EXERCISE DIRECTIONS: Pull out every line from the listing that has the word "Henriksdotter".

DATA EXCERPTS:
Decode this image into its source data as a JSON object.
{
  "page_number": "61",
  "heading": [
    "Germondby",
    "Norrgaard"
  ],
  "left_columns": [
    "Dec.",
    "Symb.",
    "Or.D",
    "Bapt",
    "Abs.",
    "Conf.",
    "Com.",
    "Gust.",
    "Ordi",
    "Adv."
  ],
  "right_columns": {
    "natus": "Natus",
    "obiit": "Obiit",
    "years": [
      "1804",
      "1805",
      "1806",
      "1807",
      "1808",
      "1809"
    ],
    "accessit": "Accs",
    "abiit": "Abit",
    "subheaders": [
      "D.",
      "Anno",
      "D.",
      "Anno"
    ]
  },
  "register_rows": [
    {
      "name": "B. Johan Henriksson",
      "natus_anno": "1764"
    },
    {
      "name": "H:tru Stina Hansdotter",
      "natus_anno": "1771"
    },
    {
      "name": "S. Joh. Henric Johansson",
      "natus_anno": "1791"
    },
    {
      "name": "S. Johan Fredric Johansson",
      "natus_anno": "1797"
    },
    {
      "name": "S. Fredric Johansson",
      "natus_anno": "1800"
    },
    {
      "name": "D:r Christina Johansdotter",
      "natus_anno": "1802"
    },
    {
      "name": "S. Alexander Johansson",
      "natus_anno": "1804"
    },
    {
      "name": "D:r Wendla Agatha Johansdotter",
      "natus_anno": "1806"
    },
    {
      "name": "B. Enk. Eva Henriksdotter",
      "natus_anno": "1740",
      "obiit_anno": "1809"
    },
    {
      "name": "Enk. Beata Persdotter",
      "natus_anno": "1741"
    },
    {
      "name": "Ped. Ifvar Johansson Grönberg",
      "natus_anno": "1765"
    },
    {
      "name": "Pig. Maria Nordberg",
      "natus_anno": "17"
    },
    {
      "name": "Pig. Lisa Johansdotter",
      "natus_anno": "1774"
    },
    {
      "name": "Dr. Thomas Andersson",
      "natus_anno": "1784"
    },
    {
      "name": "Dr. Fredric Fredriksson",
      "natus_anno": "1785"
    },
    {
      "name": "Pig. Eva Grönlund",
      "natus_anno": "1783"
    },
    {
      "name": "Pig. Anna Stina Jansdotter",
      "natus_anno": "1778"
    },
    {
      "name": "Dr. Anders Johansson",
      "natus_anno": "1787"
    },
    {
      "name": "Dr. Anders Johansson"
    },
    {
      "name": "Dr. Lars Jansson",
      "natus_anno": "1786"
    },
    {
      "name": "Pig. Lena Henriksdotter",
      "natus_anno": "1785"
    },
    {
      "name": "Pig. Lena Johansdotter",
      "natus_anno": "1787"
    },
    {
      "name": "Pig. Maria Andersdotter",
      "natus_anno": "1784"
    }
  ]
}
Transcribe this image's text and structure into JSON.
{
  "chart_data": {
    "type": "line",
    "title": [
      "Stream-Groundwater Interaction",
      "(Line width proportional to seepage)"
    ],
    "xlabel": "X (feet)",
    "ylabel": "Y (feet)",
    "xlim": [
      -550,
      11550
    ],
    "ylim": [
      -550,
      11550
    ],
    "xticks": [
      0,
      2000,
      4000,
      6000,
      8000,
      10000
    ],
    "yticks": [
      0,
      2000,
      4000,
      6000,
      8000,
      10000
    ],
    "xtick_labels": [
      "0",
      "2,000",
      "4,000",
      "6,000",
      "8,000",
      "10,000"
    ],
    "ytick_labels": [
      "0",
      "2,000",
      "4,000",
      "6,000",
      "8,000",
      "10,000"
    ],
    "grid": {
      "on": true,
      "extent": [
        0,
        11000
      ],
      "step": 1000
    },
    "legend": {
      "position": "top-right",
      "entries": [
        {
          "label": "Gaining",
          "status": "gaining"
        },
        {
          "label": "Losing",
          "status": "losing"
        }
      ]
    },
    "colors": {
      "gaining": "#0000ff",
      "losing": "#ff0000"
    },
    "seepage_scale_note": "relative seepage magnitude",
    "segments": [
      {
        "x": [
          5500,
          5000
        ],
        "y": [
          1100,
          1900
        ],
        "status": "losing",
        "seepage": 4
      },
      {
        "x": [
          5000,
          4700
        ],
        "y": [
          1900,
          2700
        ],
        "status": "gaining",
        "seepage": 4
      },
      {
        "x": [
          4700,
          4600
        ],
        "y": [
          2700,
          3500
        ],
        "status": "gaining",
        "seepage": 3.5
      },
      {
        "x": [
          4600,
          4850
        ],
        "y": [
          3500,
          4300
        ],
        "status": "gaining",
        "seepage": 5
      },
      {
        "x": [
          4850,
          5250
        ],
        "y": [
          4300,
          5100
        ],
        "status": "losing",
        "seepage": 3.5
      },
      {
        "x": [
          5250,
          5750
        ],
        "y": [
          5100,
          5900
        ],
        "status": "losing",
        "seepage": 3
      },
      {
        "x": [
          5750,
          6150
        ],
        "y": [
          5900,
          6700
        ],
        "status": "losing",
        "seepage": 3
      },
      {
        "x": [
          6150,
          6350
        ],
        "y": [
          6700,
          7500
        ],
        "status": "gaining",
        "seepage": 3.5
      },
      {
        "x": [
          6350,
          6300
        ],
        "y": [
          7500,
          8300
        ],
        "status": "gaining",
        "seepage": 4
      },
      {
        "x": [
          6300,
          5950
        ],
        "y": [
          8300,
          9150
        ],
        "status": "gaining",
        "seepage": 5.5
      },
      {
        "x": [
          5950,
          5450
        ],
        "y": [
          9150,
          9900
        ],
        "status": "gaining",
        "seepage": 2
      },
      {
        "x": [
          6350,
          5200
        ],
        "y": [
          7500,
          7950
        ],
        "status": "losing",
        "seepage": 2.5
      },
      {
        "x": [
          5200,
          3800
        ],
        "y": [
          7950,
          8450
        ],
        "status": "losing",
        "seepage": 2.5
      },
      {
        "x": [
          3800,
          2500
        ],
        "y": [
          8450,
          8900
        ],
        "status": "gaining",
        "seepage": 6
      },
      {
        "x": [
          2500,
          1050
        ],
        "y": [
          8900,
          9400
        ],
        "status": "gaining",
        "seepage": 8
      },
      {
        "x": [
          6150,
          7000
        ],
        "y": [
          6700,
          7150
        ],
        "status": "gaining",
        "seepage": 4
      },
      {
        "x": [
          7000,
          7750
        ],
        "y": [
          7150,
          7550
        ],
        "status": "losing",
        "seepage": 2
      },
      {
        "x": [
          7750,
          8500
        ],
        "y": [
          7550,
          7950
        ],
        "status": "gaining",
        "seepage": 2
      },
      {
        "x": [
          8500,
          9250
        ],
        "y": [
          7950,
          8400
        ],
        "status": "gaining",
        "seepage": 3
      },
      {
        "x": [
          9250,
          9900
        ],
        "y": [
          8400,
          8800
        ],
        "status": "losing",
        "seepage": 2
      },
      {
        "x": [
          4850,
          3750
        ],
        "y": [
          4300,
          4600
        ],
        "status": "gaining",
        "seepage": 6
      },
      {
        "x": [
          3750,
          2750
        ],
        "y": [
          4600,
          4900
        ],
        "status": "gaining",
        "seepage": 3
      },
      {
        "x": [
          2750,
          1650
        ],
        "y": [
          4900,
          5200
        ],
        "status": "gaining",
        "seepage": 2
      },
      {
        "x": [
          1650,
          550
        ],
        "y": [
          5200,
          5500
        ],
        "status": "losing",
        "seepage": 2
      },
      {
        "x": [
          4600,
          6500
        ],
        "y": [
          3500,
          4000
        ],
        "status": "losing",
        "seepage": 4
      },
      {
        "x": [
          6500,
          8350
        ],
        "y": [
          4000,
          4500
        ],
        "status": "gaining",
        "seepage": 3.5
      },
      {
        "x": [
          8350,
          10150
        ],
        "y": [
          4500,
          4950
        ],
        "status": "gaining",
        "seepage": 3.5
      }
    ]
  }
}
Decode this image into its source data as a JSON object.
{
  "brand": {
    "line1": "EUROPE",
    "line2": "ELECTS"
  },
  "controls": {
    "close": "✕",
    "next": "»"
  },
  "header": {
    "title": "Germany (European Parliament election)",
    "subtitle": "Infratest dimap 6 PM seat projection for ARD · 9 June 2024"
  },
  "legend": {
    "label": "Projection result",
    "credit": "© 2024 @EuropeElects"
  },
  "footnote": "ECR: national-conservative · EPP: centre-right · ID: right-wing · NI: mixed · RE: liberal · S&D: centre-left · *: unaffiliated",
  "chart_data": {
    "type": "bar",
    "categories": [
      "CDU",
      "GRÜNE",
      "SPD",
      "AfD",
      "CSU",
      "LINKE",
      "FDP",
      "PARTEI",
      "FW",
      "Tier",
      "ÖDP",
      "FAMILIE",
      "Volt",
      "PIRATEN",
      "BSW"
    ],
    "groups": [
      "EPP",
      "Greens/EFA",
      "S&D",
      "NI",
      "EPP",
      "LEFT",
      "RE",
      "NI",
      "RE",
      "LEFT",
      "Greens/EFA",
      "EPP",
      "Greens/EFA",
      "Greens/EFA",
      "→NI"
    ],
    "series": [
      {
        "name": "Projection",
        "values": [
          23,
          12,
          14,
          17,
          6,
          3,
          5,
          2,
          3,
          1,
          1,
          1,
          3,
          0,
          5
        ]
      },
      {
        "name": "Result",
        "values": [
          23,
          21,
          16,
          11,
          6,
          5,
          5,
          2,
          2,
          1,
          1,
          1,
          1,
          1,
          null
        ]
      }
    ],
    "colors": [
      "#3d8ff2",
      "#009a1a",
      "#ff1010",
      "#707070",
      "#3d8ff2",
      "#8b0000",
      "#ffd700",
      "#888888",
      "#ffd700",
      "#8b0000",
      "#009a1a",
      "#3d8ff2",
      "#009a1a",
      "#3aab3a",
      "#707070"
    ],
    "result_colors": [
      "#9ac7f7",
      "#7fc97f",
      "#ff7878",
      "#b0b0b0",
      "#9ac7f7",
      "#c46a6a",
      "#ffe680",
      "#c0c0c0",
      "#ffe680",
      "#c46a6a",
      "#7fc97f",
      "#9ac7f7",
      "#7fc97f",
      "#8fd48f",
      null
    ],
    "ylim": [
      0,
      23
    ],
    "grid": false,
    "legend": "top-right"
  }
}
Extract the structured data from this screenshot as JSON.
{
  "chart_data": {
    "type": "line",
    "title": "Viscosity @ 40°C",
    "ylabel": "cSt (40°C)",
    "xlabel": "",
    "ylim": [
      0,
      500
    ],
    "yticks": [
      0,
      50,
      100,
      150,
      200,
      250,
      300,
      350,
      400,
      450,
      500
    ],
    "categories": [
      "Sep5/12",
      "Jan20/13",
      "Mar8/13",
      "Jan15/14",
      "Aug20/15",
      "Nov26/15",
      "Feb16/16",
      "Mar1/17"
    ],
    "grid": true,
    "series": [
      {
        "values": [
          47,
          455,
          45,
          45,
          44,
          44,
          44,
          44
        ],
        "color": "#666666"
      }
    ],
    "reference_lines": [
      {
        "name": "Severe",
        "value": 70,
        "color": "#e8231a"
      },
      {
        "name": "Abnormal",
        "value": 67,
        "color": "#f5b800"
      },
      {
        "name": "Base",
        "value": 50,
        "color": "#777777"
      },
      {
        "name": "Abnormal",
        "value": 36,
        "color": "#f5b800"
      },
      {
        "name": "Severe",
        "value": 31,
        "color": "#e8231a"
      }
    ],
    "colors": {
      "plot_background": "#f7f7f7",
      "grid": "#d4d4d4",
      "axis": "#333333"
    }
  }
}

TASK RESPONSE:
      "name": "B. Enk. Eva Henriksdotter",
      "name": "Pig. Lena Henriksdotter",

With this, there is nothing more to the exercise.